◆ **Do this**
Quote the records below in full, exactly as given, with the images taken out.

◆ **Records provided**
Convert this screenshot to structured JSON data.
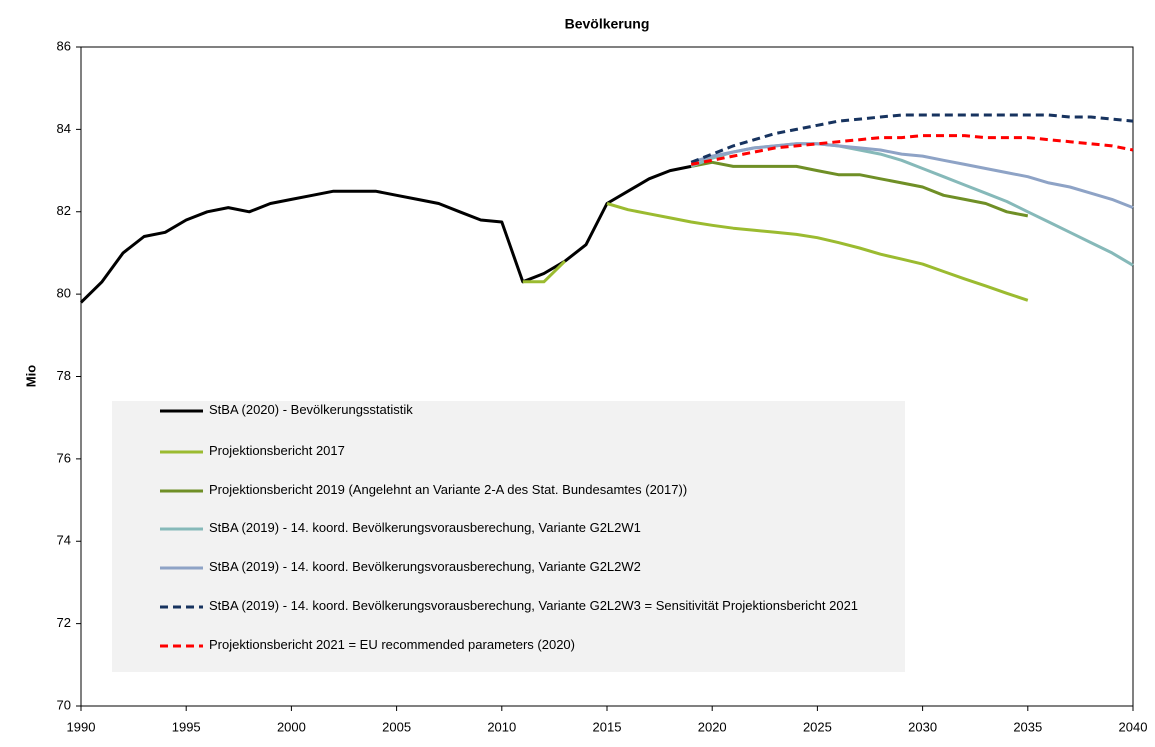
{
  "chart_data": {
    "type": "line",
    "title": "Bevölkerung",
    "y_label": "Mio",
    "x": [
      1990,
      1991,
      1992,
      1993,
      1994,
      1995,
      1996,
      1997,
      1998,
      1999,
      2000,
      2001,
      2002,
      2003,
      2004,
      2005,
      2006,
      2007,
      2008,
      2009,
      2010,
      2011,
      2012,
      2013,
      2014,
      2015,
      2016,
      2017,
      2018,
      2019,
      2020,
      2021,
      2022,
      2023,
      2024,
      2025,
      2026,
      2027,
      2028,
      2029,
      2030,
      2031,
      2032,
      2033,
      2034,
      2035,
      2036,
      2037,
      2038,
      2039,
      2040
    ],
    "xlim": [
      1990,
      2040
    ],
    "xticks": [
      1990,
      1995,
      2000,
      2005,
      2010,
      2015,
      2020,
      2025,
      2030,
      2035,
      2040
    ],
    "ylim": [
      70,
      86
    ],
    "yticks": [
      70,
      72,
      74,
      76,
      78,
      80,
      82,
      84,
      86
    ],
    "series": [
      {
        "name": "StBA (2020) - Bevölkerungsstatistik",
        "color": "#000000",
        "dash": false,
        "values": [
          79.8,
          80.3,
          81.0,
          81.4,
          81.5,
          81.8,
          82.0,
          82.1,
          82.0,
          82.2,
          82.3,
          82.4,
          82.5,
          82.5,
          82.5,
          82.4,
          82.3,
          82.2,
          82.0,
          81.8,
          81.75,
          80.3,
          80.5,
          80.8,
          81.2,
          82.2,
          82.5,
          82.8,
          83.0,
          83.1,
          null,
          null,
          null,
          null,
          null,
          null,
          null,
          null,
          null,
          null,
          null,
          null,
          null,
          null,
          null,
          null,
          null,
          null,
          null,
          null,
          null
        ]
      },
      {
        "name": "Projektionsbericht 2017",
        "color": "#9bbb30",
        "dash": false,
        "values": [
          null,
          null,
          null,
          null,
          null,
          null,
          null,
          null,
          null,
          null,
          null,
          null,
          null,
          null,
          null,
          null,
          null,
          null,
          null,
          null,
          null,
          80.3,
          80.3,
          80.8,
          null,
          82.2,
          82.05,
          81.95,
          81.85,
          81.75,
          81.67,
          81.6,
          81.55,
          81.5,
          81.45,
          81.37,
          81.25,
          81.12,
          80.97,
          80.85,
          80.73,
          80.55,
          80.37,
          80.2,
          80.02,
          79.85,
          null,
          null,
          null,
          null,
          null
        ]
      },
      {
        "name": "Projektionsbericht 2019 (Angelehnt an Variante 2-A des Stat. Bundesamtes (2017))",
        "color": "#6f8f26",
        "dash": false,
        "values": [
          null,
          null,
          null,
          null,
          null,
          null,
          null,
          null,
          null,
          null,
          null,
          null,
          null,
          null,
          null,
          null,
          null,
          null,
          null,
          null,
          null,
          null,
          null,
          null,
          null,
          null,
          null,
          null,
          null,
          83.1,
          83.2,
          83.1,
          83.1,
          83.1,
          83.1,
          83.0,
          82.9,
          82.9,
          82.8,
          82.7,
          82.6,
          82.4,
          82.3,
          82.2,
          82.0,
          81.9,
          null,
          null,
          null,
          null,
          null
        ]
      },
      {
        "name": "StBA (2019) - 14. koord. Bevölkerungsvorausberechung, Variante G2L2W1",
        "color": "#86b9b9",
        "dash": false,
        "values": [
          null,
          null,
          null,
          null,
          null,
          null,
          null,
          null,
          null,
          null,
          null,
          null,
          null,
          null,
          null,
          null,
          null,
          null,
          null,
          null,
          null,
          null,
          null,
          null,
          null,
          null,
          null,
          null,
          null,
          83.1,
          83.3,
          83.45,
          83.55,
          83.6,
          83.65,
          83.65,
          83.6,
          83.5,
          83.4,
          83.25,
          83.05,
          82.85,
          82.65,
          82.45,
          82.25,
          82.0,
          81.75,
          81.5,
          81.25,
          81.0,
          80.7
        ]
      },
      {
        "name": "StBA (2019) - 14. koord. Bevölkerungsvorausberechung, Variante G2L2W2",
        "color": "#8ea3c6",
        "dash": false,
        "values": [
          null,
          null,
          null,
          null,
          null,
          null,
          null,
          null,
          null,
          null,
          null,
          null,
          null,
          null,
          null,
          null,
          null,
          null,
          null,
          null,
          null,
          null,
          null,
          null,
          null,
          null,
          null,
          null,
          null,
          83.2,
          83.35,
          83.45,
          83.55,
          83.6,
          83.65,
          83.65,
          83.6,
          83.55,
          83.5,
          83.4,
          83.35,
          83.25,
          83.15,
          83.05,
          82.95,
          82.85,
          82.7,
          82.6,
          82.45,
          82.3,
          82.1
        ]
      },
      {
        "name": "StBA (2019) - 14. koord. Bevölkerungsvorausberechung, Variante G2L2W3 = Sensitivität Projektionsbericht 2021",
        "color": "#17335f",
        "dash": true,
        "values": [
          null,
          null,
          null,
          null,
          null,
          null,
          null,
          null,
          null,
          null,
          null,
          null,
          null,
          null,
          null,
          null,
          null,
          null,
          null,
          null,
          null,
          null,
          null,
          null,
          null,
          null,
          null,
          null,
          null,
          83.2,
          83.4,
          83.6,
          83.75,
          83.9,
          84.0,
          84.1,
          84.2,
          84.25,
          84.3,
          84.35,
          84.35,
          84.35,
          84.35,
          84.35,
          84.35,
          84.35,
          84.35,
          84.3,
          84.3,
          84.25,
          84.2
        ]
      },
      {
        "name": "Projektionsbericht 2021 = EU recommended parameters (2020)",
        "color": "#ff0000",
        "dash": true,
        "values": [
          null,
          null,
          null,
          null,
          null,
          null,
          null,
          null,
          null,
          null,
          null,
          null,
          null,
          null,
          null,
          null,
          null,
          null,
          null,
          null,
          null,
          null,
          null,
          null,
          null,
          null,
          null,
          null,
          null,
          83.15,
          83.25,
          83.35,
          83.45,
          83.55,
          83.6,
          83.65,
          83.7,
          83.75,
          83.8,
          83.8,
          83.85,
          83.85,
          83.85,
          83.8,
          83.8,
          83.8,
          83.75,
          83.7,
          83.65,
          83.6,
          83.5
        ]
      }
    ]
  }
}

◆ **Result**
Convert this screenshot to structured JSON data.
{
  "chart_data": {
    "type": "line",
    "title": "Bevölkerung",
    "y_label": "Mio",
    "x": [
      1990,
      1991,
      1992,
      1993,
      1994,
      1995,
      1996,
      1997,
      1998,
      1999,
      2000,
      2001,
      2002,
      2003,
      2004,
      2005,
      2006,
      2007,
      2008,
      2009,
      2010,
      2011,
      2012,
      2013,
      2014,
      2015,
      2016,
      2017,
      2018,
      2019,
      2020,
      2021,
      2022,
      2023,
      2024,
      2025,
      2026,
      2027,
      2028,
      2029,
      2030,
      2031,
      2032,
      2033,
      2034,
      2035,
      2036,
      2037,
      2038,
      2039,
      2040
    ],
    "xlim": [
      1990,
      2040
    ],
    "xticks": [
      1990,
      1995,
      2000,
      2005,
      2010,
      2015,
      2020,
      2025,
      2030,
      2035,
      2040
    ],
    "ylim": [
      70,
      86
    ],
    "yticks": [
      70,
      72,
      74,
      76,
      78,
      80,
      82,
      84,
      86
    ],
    "series": [
      {
        "name": "StBA (2020) - Bevölkerungsstatistik",
        "color": "#000000",
        "dash": false,
        "values": [
          79.8,
          80.3,
          81.0,
          81.4,
          81.5,
          81.8,
          82.0,
          82.1,
          82.0,
          82.2,
          82.3,
          82.4,
          82.5,
          82.5,
          82.5,
          82.4,
          82.3,
          82.2,
          82.0,
          81.8,
          81.75,
          80.3,
          80.5,
          80.8,
          81.2,
          82.2,
          82.5,
          82.8,
          83.0,
          83.1,
          null,
          null,
          null,
          null,
          null,
          null,
          null,
          null,
          null,
          null,
          null,
          null,
          null,
          null,
          null,
          null,
          null,
          null,
          null,
          null,
          null
        ]
      },
      {
        "name": "Projektionsbericht 2017",
        "color": "#9bbb30",
        "dash": false,
        "values": [
          null,
          null,
          null,
          null,
          null,
          null,
          null,
          null,
          null,
          null,
          null,
          null,
          null,
          null,
          null,
          null,
          null,
          null,
          null,
          null,
          null,
          80.3,
          80.3,
          80.8,
          null,
          82.2,
          82.05,
          81.95,
          81.85,
          81.75,
          81.67,
          81.6,
          81.55,
          81.5,
          81.45,
          81.37,
          81.25,
          81.12,
          80.97,
          80.85,
          80.73,
          80.55,
          80.37,
          80.2,
          80.02,
          79.85,
          null,
          null,
          null,
          null,
          null
        ]
      },
      {
        "name": "Projektionsbericht 2019 (Angelehnt an Variante 2-A des Stat. Bundesamtes (2017))",
        "color": "#6f8f26",
        "dash": false,
        "values": [
          null,
          null,
          null,
          null,
          null,
          null,
          null,
          null,
          null,
          null,
          null,
          null,
          null,
          null,
          null,
          null,
          null,
          null,
          null,
          null,
          null,
          null,
          null,
          null,
          null,
          null,
          null,
          null,
          null,
          83.1,
          83.2,
          83.1,
          83.1,
          83.1,
          83.1,
          83.0,
          82.9,
          82.9,
          82.8,
          82.7,
          82.6,
          82.4,
          82.3,
          82.2,
          82.0,
          81.9,
          null,
          null,
          null,
          null,
          null
        ]
      },
      {
        "name": "StBA (2019) - 14. koord. Bevölkerungsvorausberechung, Variante G2L2W1",
        "color": "#86b9b9",
        "dash": false,
        "values": [
          null,
          null,
          null,
          null,
          null,
          null,
          null,
          null,
          null,
          null,
          null,
          null,
          null,
          null,
          null,
          null,
          null,
          null,
          null,
          null,
          null,
          null,
          null,
          null,
          null,
          null,
          null,
          null,
          null,
          83.1,
          83.3,
          83.45,
          83.55,
          83.6,
          83.65,
          83.65,
          83.6,
          83.5,
          83.4,
          83.25,
          83.05,
          82.85,
          82.65,
          82.45,
          82.25,
          82.0,
          81.75,
          81.5,
          81.25,
          81.0,
          80.7
        ]
      },
      {
        "name": "StBA (2019) - 14. koord. Bevölkerungsvorausberechung, Variante G2L2W2",
        "color": "#8ea3c6",
        "dash": false,
        "values": [
          null,
          null,
          null,
          null,
          null,
          null,
          null,
          null,
          null,
          null,
          null,
          null,
          null,
          null,
          null,
          null,
          null,
          null,
          null,
          null,
          null,
          null,
          null,
          null,
          null,
          null,
          null,
          null,
          null,
          83.2,
          83.35,
          83.45,
          83.55,
          83.6,
          83.65,
          83.65,
          83.6,
          83.55,
          83.5,
          83.4,
          83.35,
          83.25,
          83.15,
          83.05,
          82.95,
          82.85,
          82.7,
          82.6,
          82.45,
          82.3,
          82.1
        ]
      },
      {
        "name": "StBA (2019) - 14. koord. Bevölkerungsvorausberechung, Variante G2L2W3 = Sensitivität Projektionsbericht 2021",
        "color": "#17335f",
        "dash": true,
        "values": [
          null,
          null,
          null,
          null,
          null,
          null,
          null,
          null,
          null,
          null,
          null,
          null,
          null,
          null,
          null,
          null,
          null,
          null,
          null,
          null,
          null,
          null,
          null,
          null,
          null,
          null,
          null,
          null,
          null,
          83.2,
          83.4,
          83.6,
          83.75,
          83.9,
          84.0,
          84.1,
          84.2,
          84.25,
          84.3,
          84.35,
          84.35,
          84.35,
          84.35,
          84.35,
          84.35,
          84.35,
          84.35,
          84.3,
          84.3,
          84.25,
          84.2
        ]
      },
      {
        "name": "Projektionsbericht 2021 = EU recommended parameters (2020)",
        "color": "#ff0000",
        "dash": true,
        "values": [
          null,
          null,
          null,
          null,
          null,
          null,
          null,
          null,
          null,
          null,
          null,
          null,
          null,
          null,
          null,
          null,
          null,
          null,
          null,
          null,
          null,
          null,
          null,
          null,
          null,
          null,
          null,
          null,
          null,
          83.15,
          83.25,
          83.35,
          83.45,
          83.55,
          83.6,
          83.65,
          83.7,
          83.75,
          83.8,
          83.8,
          83.85,
          83.85,
          83.85,
          83.8,
          83.8,
          83.8,
          83.75,
          83.7,
          83.65,
          83.6,
          83.5
        ]
      }
    ]
  }
}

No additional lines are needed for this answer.